Exercise » Whenever a line below holds the word "this", copy that line.

Record extracts »
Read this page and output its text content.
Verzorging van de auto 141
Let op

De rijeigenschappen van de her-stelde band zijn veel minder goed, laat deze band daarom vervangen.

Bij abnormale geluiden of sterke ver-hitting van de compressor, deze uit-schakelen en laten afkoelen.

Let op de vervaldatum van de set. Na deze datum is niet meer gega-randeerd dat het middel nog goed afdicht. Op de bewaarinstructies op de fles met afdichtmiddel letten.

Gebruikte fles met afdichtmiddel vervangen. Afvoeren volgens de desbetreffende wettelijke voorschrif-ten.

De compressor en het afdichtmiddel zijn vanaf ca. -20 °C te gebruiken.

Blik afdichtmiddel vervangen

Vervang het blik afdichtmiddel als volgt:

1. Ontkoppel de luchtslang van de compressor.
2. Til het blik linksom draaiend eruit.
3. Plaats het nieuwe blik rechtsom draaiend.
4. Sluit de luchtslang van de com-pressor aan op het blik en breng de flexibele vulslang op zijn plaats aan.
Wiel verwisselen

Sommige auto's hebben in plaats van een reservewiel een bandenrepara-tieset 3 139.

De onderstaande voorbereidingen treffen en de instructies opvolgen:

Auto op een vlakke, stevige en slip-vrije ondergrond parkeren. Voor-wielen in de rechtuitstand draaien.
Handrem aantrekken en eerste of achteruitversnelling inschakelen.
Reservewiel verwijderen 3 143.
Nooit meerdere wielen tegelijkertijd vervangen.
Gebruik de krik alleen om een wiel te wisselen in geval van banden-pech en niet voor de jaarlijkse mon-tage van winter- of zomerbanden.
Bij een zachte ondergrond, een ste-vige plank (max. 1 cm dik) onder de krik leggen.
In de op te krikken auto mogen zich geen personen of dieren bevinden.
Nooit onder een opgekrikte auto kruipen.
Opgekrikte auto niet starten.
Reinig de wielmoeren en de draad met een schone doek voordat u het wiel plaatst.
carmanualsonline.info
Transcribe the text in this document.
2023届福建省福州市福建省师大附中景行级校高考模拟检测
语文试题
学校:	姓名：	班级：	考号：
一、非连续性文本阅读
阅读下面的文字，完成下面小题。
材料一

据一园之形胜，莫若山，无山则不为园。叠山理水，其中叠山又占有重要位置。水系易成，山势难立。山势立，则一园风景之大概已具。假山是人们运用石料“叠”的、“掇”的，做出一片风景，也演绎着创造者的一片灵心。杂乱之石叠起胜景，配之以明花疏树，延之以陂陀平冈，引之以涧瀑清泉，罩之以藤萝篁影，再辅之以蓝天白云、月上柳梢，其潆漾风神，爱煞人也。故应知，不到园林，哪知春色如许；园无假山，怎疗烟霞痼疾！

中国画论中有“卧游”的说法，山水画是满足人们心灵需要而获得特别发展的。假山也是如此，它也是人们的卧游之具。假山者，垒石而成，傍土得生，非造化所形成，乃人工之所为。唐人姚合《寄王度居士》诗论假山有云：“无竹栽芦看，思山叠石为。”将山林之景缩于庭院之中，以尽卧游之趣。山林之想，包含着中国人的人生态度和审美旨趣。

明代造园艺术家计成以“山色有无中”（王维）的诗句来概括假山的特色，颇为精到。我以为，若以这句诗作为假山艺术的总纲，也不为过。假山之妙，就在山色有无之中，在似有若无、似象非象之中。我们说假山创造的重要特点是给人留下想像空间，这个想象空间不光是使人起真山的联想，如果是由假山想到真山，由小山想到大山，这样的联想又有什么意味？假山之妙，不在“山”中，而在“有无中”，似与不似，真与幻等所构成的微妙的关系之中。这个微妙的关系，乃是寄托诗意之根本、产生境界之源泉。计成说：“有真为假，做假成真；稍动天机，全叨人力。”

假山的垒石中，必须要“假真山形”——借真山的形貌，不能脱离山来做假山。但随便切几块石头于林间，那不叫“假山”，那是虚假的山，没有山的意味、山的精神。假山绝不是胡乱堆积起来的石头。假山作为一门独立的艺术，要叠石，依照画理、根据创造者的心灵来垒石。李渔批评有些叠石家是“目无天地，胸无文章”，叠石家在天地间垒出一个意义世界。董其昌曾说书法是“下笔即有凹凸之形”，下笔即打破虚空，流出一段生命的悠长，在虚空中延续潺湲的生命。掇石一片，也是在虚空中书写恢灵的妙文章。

Output »
Read this page and output its text content.
Transcribe the text in this document.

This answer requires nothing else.